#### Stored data
[start]
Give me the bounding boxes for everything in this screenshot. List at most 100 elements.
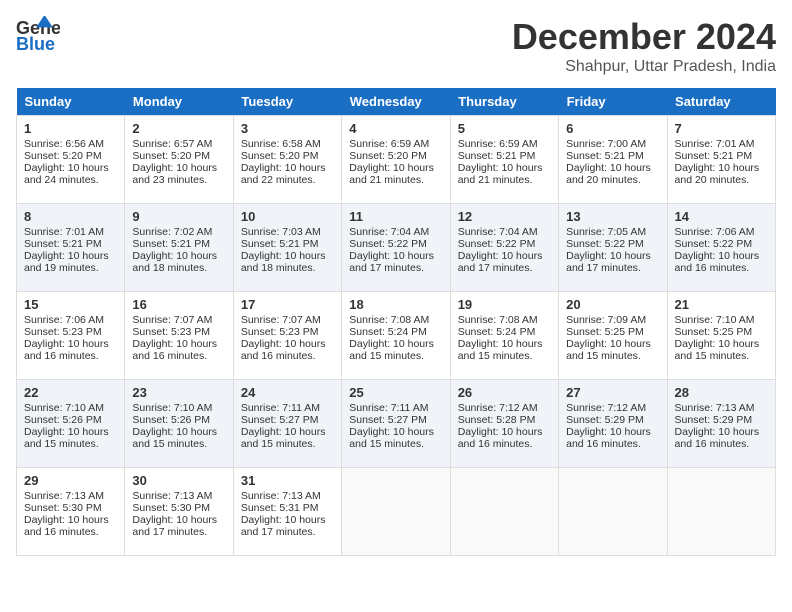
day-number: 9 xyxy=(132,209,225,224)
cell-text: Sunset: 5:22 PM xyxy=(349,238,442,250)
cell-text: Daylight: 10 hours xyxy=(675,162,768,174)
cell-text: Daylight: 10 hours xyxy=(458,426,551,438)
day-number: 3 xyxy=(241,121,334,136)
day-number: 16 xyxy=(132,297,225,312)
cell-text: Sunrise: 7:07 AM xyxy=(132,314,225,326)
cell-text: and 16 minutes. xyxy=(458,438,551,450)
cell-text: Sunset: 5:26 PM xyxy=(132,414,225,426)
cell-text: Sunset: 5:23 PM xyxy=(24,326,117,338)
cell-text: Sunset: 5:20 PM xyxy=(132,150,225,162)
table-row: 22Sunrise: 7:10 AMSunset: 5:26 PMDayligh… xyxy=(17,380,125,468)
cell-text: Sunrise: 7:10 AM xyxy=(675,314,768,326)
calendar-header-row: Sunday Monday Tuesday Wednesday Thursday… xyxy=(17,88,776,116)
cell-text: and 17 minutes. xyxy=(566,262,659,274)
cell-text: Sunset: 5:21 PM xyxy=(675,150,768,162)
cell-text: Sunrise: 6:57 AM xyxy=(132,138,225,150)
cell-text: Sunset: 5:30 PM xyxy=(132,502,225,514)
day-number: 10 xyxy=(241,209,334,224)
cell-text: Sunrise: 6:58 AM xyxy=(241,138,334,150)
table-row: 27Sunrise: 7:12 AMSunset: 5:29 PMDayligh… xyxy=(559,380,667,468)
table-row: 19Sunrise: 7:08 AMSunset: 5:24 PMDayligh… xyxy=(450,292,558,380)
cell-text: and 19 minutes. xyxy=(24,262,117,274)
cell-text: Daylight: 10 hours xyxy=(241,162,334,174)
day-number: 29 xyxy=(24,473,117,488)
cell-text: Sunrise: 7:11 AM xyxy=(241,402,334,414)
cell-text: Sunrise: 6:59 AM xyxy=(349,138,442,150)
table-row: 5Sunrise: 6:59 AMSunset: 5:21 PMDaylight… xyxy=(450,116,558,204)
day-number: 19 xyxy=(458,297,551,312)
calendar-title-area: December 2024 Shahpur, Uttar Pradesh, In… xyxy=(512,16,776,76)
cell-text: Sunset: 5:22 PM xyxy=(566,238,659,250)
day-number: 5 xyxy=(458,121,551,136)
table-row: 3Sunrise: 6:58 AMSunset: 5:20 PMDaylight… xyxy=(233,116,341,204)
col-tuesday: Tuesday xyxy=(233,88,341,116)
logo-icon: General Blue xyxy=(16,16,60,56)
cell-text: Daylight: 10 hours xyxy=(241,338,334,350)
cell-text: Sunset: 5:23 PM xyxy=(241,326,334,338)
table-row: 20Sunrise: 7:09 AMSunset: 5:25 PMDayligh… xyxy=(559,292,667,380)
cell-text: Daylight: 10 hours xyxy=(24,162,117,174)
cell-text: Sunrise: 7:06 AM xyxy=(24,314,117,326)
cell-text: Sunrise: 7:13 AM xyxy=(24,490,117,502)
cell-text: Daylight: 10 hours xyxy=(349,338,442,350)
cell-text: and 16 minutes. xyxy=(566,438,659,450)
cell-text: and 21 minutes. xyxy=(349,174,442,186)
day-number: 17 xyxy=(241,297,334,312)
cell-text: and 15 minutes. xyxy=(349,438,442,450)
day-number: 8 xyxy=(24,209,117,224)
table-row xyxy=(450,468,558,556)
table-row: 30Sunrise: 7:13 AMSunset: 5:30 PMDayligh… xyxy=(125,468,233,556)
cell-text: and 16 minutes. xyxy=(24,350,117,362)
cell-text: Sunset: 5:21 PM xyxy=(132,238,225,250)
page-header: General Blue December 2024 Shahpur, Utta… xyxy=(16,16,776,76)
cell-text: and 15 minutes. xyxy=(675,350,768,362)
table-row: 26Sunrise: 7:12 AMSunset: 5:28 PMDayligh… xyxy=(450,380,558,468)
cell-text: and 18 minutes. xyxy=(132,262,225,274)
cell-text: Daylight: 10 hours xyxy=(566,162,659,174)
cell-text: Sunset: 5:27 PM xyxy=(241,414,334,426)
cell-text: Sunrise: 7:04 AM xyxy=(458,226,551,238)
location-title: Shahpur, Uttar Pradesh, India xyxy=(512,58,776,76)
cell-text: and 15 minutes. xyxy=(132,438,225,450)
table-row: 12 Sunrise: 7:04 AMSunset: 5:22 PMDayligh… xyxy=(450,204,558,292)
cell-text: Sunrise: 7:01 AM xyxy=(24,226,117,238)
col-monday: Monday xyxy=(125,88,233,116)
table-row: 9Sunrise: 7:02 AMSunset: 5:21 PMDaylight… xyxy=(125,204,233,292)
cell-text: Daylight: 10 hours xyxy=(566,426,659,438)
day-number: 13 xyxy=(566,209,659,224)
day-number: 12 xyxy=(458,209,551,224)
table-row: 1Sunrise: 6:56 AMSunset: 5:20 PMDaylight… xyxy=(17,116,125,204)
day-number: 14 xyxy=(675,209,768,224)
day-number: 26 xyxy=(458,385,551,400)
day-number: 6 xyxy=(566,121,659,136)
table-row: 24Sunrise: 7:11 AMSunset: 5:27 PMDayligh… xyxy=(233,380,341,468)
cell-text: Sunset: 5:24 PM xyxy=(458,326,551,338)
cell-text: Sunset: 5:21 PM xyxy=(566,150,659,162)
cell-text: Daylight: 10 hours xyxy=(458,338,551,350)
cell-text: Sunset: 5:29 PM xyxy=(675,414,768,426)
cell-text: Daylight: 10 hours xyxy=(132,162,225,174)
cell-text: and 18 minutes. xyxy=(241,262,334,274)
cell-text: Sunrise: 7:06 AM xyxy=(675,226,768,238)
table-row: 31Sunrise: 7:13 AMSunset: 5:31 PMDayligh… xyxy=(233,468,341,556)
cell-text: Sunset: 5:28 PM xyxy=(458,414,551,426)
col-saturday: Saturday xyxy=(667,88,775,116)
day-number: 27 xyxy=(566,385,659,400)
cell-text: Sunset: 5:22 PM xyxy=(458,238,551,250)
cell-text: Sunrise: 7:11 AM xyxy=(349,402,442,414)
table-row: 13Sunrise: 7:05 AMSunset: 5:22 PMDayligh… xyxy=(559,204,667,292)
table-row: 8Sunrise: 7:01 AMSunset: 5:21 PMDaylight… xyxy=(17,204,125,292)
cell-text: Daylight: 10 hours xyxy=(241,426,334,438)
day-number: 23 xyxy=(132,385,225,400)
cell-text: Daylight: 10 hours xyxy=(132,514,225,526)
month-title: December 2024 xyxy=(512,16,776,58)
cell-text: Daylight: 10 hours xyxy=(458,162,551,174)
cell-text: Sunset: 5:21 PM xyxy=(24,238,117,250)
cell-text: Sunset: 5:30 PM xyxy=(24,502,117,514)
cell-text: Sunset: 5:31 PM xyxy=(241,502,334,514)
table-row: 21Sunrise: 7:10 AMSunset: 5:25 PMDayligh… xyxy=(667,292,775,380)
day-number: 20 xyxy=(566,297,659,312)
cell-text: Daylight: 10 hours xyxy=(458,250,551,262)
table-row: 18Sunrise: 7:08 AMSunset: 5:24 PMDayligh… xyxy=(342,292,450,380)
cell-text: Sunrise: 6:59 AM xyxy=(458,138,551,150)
[end]
#### GIVEN TASK
Type out every line of the records above word for word, omitting the pictures.

#### ANSWER FOR THIS EXERCISE
Give me the bounding boxes for everything in this screenshot. List at most 100 elements.
day-number: 9 xyxy=(132,209,225,224)
cell-text: Sunset: 5:22 PM xyxy=(349,238,442,250)
cell-text: Daylight: 10 hours xyxy=(675,162,768,174)
cell-text: Daylight: 10 hours xyxy=(458,426,551,438)
day-number: 3 xyxy=(241,121,334,136)
day-number: 16 xyxy=(132,297,225,312)
cell-text: Sunrise: 7:07 AM xyxy=(132,314,225,326)
cell-text: and 16 minutes. xyxy=(458,438,551,450)
cell-text: Sunset: 5:26 PM xyxy=(132,414,225,426)
cell-text: Sunset: 5:23 PM xyxy=(24,326,117,338)
cell-text: Sunset: 5:20 PM xyxy=(132,150,225,162)
table-row: 22Sunrise: 7:10 AMSunset: 5:26 PMDayligh… xyxy=(17,380,125,468)
cell-text: Sunrise: 7:10 AM xyxy=(675,314,768,326)
calendar-header-row: Sunday Monday Tuesday Wednesday Thursday… xyxy=(17,88,776,116)
cell-text: and 17 minutes. xyxy=(566,262,659,274)
cell-text: Sunset: 5:21 PM xyxy=(675,150,768,162)
cell-text: Sunrise: 6:57 AM xyxy=(132,138,225,150)
cell-text: Sunset: 5:30 PM xyxy=(132,502,225,514)
day-number: 10 xyxy=(241,209,334,224)
cell-text: Sunrise: 6:58 AM xyxy=(241,138,334,150)
table-row: 27Sunrise: 7:12 AMSunset: 5:29 PMDayligh… xyxy=(559,380,667,468)
table-row: 19Sunrise: 7:08 AMSunset: 5:24 PMDayligh… xyxy=(450,292,558,380)
cell-text: and 19 minutes. xyxy=(24,262,117,274)
cell-text: Daylight: 10 hours xyxy=(241,162,334,174)
day-number: 29 xyxy=(24,473,117,488)
cell-text: Sunrise: 7:11 AM xyxy=(241,402,334,414)
cell-text: Sunrise: 6:59 AM xyxy=(349,138,442,150)
table-row: 5Sunrise: 6:59 AMSunset: 5:21 PMDaylight… xyxy=(450,116,558,204)
day-number: 19 xyxy=(458,297,551,312)
calendar-title-area: December 2024 Shahpur, Uttar Pradesh, In… xyxy=(512,16,776,76)
cell-text: Sunset: 5:22 PM xyxy=(566,238,659,250)
day-number: 5 xyxy=(458,121,551,136)
table-row: 3Sunrise: 6:58 AMSunset: 5:20 PMDaylight… xyxy=(233,116,341,204)
col-tuesday: Tuesday xyxy=(233,88,341,116)
logo-icon: General Blue xyxy=(16,16,60,56)
cell-text: Daylight: 10 hours xyxy=(241,338,334,350)
cell-text: Sunset: 5:23 PM xyxy=(241,326,334,338)
table-row: 20Sunrise: 7:09 AMSunset: 5:25 PMDayligh… xyxy=(559,292,667,380)
cell-text: Daylight: 10 hours xyxy=(24,162,117,174)
cell-text: Sunrise: 7:06 AM xyxy=(24,314,117,326)
cell-text: Sunrise: 7:13 AM xyxy=(24,490,117,502)
cell-text: Daylight: 10 hours xyxy=(349,338,442,350)
cell-text: and 16 minutes. xyxy=(566,438,659,450)
cell-text: and 21 minutes. xyxy=(349,174,442,186)
day-number: 17 xyxy=(241,297,334,312)
cell-text: and 15 minutes. xyxy=(349,438,442,450)
day-number: 8 xyxy=(24,209,117,224)
table-row xyxy=(450,468,558,556)
table-row: 30Sunrise: 7:13 AMSunset: 5:30 PMDayligh… xyxy=(125,468,233,556)
cell-text: and 16 minutes. xyxy=(24,350,117,362)
cell-text: Sunset: 5:21 PM xyxy=(132,238,225,250)
page-header: General Blue December 2024 Shahpur, Utta… xyxy=(16,16,776,76)
cell-text: and 15 minutes. xyxy=(675,350,768,362)
table-row: 26Sunrise: 7:12 AMSunset: 5:28 PMDayligh… xyxy=(450,380,558,468)
cell-text: and 18 minutes. xyxy=(132,262,225,274)
cell-text: Daylight: 10 hours xyxy=(566,162,659,174)
cell-text: Sunset: 5:27 PM xyxy=(241,414,334,426)
cell-text: Sunrise: 7:04 AM xyxy=(458,226,551,238)
location-title: Shahpur, Uttar Pradesh, India xyxy=(512,58,776,76)
cell-text: and 15 minutes. xyxy=(132,438,225,450)
table-row: 12 Sunrise: 7:04 AMSunset: 5:22 PMDayligh… xyxy=(450,204,558,292)
cell-text: Sunrise: 7:01 AM xyxy=(24,226,117,238)
col-monday: Monday xyxy=(125,88,233,116)
table-row: 9Sunrise: 7:02 AMSunset: 5:21 PMDaylight… xyxy=(125,204,233,292)
cell-text: Daylight: 10 hours xyxy=(566,426,659,438)
day-number: 13 xyxy=(566,209,659,224)
day-number: 12 xyxy=(458,209,551,224)
table-row: 1Sunrise: 6:56 AMSunset: 5:20 PMDaylight… xyxy=(17,116,125,204)
day-number: 14 xyxy=(675,209,768,224)
day-number: 26 xyxy=(458,385,551,400)
day-number: 6 xyxy=(566,121,659,136)
table-row: 24Sunrise: 7:11 AMSunset: 5:27 PMDayligh… xyxy=(233,380,341,468)
cell-text: Sunset: 5:24 PM xyxy=(458,326,551,338)
cell-text: Sunset: 5:21 PM xyxy=(566,150,659,162)
cell-text: Daylight: 10 hours xyxy=(458,338,551,350)
cell-text: Sunset: 5:29 PM xyxy=(675,414,768,426)
cell-text: Daylight: 10 hours xyxy=(132,162,225,174)
cell-text: and 18 minutes. xyxy=(241,262,334,274)
cell-text: Sunrise: 7:06 AM xyxy=(675,226,768,238)
table-row: 31Sunrise: 7:13 AMSunset: 5:31 PMDayligh… xyxy=(233,468,341,556)
cell-text: Sunset: 5:28 PM xyxy=(458,414,551,426)
col-saturday: Saturday xyxy=(667,88,775,116)
day-number: 27 xyxy=(566,385,659,400)
cell-text: Sunset: 5:22 PM xyxy=(458,238,551,250)
cell-text: Sunrise: 7:11 AM xyxy=(349,402,442,414)
table-row: 13Sunrise: 7:05 AMSunset: 5:22 PMDayligh… xyxy=(559,204,667,292)
table-row: 8Sunrise: 7:01 AMSunset: 5:21 PMDaylight… xyxy=(17,204,125,292)
cell-text: Daylight: 10 hours xyxy=(241,426,334,438)
day-number: 23 xyxy=(132,385,225,400)
cell-text: Daylight: 10 hours xyxy=(132,514,225,526)
month-title: December 2024 xyxy=(512,16,776,58)
cell-text: Daylight: 10 hours xyxy=(458,162,551,174)
cell-text: Sunset: 5:21 PM xyxy=(24,238,117,250)
cell-text: Sunset: 5:30 PM xyxy=(24,502,117,514)
cell-text: Sunset: 5:31 PM xyxy=(241,502,334,514)
table-row: 21Sunrise: 7:10 AMSunset: 5:25 PMDayligh… xyxy=(667,292,775,380)
day-number: 20 xyxy=(566,297,659,312)
cell-text: Daylight: 10 hours xyxy=(458,250,551,262)
table-row: 18Sunrise: 7:08 AMSunset: 5:24 PMDayligh… xyxy=(342,292,450,380)
cell-text: Sunrise: 6:59 AM xyxy=(458,138,551,150)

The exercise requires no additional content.